> Given exercise: Copy out, from the entries below, each line holding the string "text".

Start of Data rows

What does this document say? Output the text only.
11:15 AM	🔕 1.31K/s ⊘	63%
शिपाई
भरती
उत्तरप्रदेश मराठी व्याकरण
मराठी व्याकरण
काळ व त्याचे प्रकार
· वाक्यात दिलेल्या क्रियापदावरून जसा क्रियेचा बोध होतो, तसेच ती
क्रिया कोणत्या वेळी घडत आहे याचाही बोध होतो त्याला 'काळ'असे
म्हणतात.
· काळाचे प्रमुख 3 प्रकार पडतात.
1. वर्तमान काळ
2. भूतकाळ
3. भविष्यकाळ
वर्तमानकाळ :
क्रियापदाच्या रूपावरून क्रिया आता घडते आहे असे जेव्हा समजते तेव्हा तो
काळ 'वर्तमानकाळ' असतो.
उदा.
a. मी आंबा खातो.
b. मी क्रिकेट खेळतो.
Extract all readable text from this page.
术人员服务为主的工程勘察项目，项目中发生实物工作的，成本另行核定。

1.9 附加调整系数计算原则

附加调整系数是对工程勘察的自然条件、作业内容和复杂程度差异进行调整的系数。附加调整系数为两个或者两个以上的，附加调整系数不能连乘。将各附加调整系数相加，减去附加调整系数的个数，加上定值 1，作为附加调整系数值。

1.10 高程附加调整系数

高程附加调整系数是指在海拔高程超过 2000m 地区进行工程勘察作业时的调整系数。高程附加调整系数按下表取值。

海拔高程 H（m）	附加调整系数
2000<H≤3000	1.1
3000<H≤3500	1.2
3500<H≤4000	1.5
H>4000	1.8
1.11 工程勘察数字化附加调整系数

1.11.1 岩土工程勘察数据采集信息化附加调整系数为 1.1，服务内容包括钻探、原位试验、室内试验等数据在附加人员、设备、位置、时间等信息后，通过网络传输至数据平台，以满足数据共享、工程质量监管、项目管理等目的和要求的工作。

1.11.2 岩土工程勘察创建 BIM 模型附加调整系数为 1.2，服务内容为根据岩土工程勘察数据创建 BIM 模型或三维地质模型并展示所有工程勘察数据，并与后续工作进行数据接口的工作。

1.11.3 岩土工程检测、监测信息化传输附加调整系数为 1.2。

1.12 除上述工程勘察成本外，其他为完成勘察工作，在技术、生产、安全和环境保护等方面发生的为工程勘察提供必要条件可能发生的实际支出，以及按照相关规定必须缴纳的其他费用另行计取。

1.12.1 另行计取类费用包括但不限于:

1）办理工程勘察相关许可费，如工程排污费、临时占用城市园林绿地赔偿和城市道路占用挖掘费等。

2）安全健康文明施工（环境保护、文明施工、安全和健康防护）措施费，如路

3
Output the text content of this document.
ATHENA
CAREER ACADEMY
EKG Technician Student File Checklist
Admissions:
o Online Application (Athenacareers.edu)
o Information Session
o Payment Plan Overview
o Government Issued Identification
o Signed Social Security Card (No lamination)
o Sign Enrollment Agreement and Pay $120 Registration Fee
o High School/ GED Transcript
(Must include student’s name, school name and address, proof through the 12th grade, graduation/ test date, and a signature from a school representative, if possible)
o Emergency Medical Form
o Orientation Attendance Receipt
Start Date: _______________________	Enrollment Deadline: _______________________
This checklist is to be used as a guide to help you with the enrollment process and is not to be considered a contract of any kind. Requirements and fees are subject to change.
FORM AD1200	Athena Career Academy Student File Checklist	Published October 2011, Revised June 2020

End of Data rows

> Task result:
What does this document say? Output the text only.
Extract all readable text from this page.
Output the text content of this document.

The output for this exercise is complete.